Your instructions: Will you give every entry again exactly as it stands?

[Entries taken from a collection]
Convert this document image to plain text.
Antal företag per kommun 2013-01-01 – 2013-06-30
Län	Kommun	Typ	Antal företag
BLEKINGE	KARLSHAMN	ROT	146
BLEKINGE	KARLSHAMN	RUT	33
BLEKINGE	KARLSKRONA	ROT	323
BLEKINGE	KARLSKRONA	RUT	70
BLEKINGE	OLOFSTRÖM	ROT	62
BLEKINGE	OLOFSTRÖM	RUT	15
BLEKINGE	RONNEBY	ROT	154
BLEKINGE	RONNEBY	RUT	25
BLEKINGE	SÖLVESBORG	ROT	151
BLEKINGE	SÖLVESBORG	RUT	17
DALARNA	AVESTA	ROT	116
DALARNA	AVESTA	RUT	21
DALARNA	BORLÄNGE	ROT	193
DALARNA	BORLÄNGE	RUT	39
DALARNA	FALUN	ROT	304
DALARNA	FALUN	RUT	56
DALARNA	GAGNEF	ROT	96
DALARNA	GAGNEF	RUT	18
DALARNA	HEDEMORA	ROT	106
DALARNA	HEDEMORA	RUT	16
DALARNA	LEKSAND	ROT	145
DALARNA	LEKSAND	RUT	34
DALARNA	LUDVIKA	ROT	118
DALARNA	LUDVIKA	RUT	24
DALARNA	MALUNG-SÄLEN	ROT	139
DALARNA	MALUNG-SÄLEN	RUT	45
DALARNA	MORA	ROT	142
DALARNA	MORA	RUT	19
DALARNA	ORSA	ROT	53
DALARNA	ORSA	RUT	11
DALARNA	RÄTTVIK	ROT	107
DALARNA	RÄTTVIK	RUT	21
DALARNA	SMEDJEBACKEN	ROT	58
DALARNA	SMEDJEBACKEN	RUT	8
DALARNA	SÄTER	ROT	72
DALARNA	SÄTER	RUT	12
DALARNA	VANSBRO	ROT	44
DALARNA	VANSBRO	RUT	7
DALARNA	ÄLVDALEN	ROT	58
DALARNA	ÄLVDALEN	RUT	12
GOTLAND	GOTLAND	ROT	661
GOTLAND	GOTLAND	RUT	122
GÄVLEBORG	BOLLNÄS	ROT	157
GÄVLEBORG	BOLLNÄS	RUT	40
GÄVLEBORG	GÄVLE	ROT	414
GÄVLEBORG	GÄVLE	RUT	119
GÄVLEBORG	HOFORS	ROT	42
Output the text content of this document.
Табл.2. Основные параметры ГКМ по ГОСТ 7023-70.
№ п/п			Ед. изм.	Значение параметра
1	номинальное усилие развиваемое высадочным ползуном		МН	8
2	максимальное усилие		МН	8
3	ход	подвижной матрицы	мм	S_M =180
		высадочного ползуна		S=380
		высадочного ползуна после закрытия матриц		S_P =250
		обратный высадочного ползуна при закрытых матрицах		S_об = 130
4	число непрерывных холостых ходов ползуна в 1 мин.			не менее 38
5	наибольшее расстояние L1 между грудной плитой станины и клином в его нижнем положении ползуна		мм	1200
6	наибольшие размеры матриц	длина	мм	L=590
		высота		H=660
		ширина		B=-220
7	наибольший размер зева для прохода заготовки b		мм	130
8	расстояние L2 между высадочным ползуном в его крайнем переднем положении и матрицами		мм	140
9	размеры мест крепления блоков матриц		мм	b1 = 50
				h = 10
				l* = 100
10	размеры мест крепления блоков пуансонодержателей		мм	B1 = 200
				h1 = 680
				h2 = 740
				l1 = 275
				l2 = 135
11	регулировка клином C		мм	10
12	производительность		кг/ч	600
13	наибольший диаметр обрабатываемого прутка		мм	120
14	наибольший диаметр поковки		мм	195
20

Exercise result:
Convert this document image to plain text.
Antal företag per kommun 2013-01-01 – 2013-06-30
Län	Kommun	Typ	Antal företag
BLEKINGE	KARLSHAMN	ROT	146
BLEKINGE	KARLSHAMN	RUT	33
BLEKINGE	KARLSKRONA	ROT	323
BLEKINGE	KARLSKRONA	RUT	70
BLEKINGE	OLOFSTRÖM	ROT	62
BLEKINGE	OLOFSTRÖM	RUT	15
BLEKINGE	RONNEBY	ROT	154
BLEKINGE	RONNEBY	RUT	25
BLEKINGE	SÖLVESBORG	ROT	151
BLEKINGE	SÖLVESBORG	RUT	17
DALARNA	AVESTA	ROT	116
DALARNA	AVESTA	RUT	21
DALARNA	BORLÄNGE	ROT	193
DALARNA	BORLÄNGE	RUT	39
DALARNA	FALUN	ROT	304
DALARNA	FALUN	RUT	56
DALARNA	GAGNEF	ROT	96
DALARNA	GAGNEF	RUT	18
DALARNA	HEDEMORA	ROT	106
DALARNA	HEDEMORA	RUT	16
DALARNA	LEKSAND	ROT	145
DALARNA	LEKSAND	RUT	34
DALARNA	LUDVIKA	ROT	118
DALARNA	LUDVIKA	RUT	24
DALARNA	MALUNG-SÄLEN	ROT	139
DALARNA	MALUNG-SÄLEN	RUT	45
DALARNA	MORA	ROT	142
DALARNA	MORA	RUT	19
DALARNA	ORSA	ROT	53
DALARNA	ORSA	RUT	11
DALARNA	RÄTTVIK	ROT	107
DALARNA	RÄTTVIK	RUT	21
DALARNA	SMEDJEBACKEN	ROT	58
DALARNA	SMEDJEBACKEN	RUT	8
DALARNA	SÄTER	ROT	72
DALARNA	SÄTER	RUT	12
DALARNA	VANSBRO	ROT	44
DALARNA	VANSBRO	RUT	7
DALARNA	ÄLVDALEN	ROT	58
DALARNA	ÄLVDALEN	RUT	12
GOTLAND	GOTLAND	ROT	661
GOTLAND	GOTLAND	RUT	122
GÄVLEBORG	BOLLNÄS	ROT	157
GÄVLEBORG	BOLLNÄS	RUT	40
GÄVLEBORG	GÄVLE	ROT	414
GÄVLEBORG	GÄVLE	RUT	119
GÄVLEBORG	HOFORS	ROT	42
Output the text content of this document.
Табл.2. Основные параметры ГКМ по ГОСТ 7023-70.
№ п/п			Ед. изм.	Значение параметра
1	номинальное усилие развиваемое высадочным ползуном		МН	8
2	максимальное усилие		МН	8
3	ход	подвижной матрицы	мм	S_M =180
		высадочного ползуна		S=380
		высадочного ползуна после закрытия матриц		S_P =250
		обратный высадочного ползуна при закрытых матрицах		S_об = 130
4	число непрерывных холостых ходов ползуна в 1 мин.			не менее 38
5	наибольшее расстояние L1 между грудной плитой станины и клином в его нижнем положении ползуна		мм	1200
6	наибольшие размеры матриц	длина	мм	L=590
		высота		H=660
		ширина		B=-220
7	наибольший размер зева для прохода заготовки b		мм	130
8	расстояние L2 между высадочным ползуном в его крайнем переднем положении и матрицами		мм	140
9	размеры мест крепления блоков матриц		мм	b1 = 50
				h = 10
				l* = 100
10	размеры мест крепления блоков пуансонодержателей		мм	B1 = 200
				h1 = 680
				h2 = 740
				l1 = 275
				l2 = 135
11	регулировка клином C		мм	10
12	производительность		кг/ч	600
13	наибольший диаметр обрабатываемого прутка		мм	120
14	наибольший диаметр поковки		мм	195
20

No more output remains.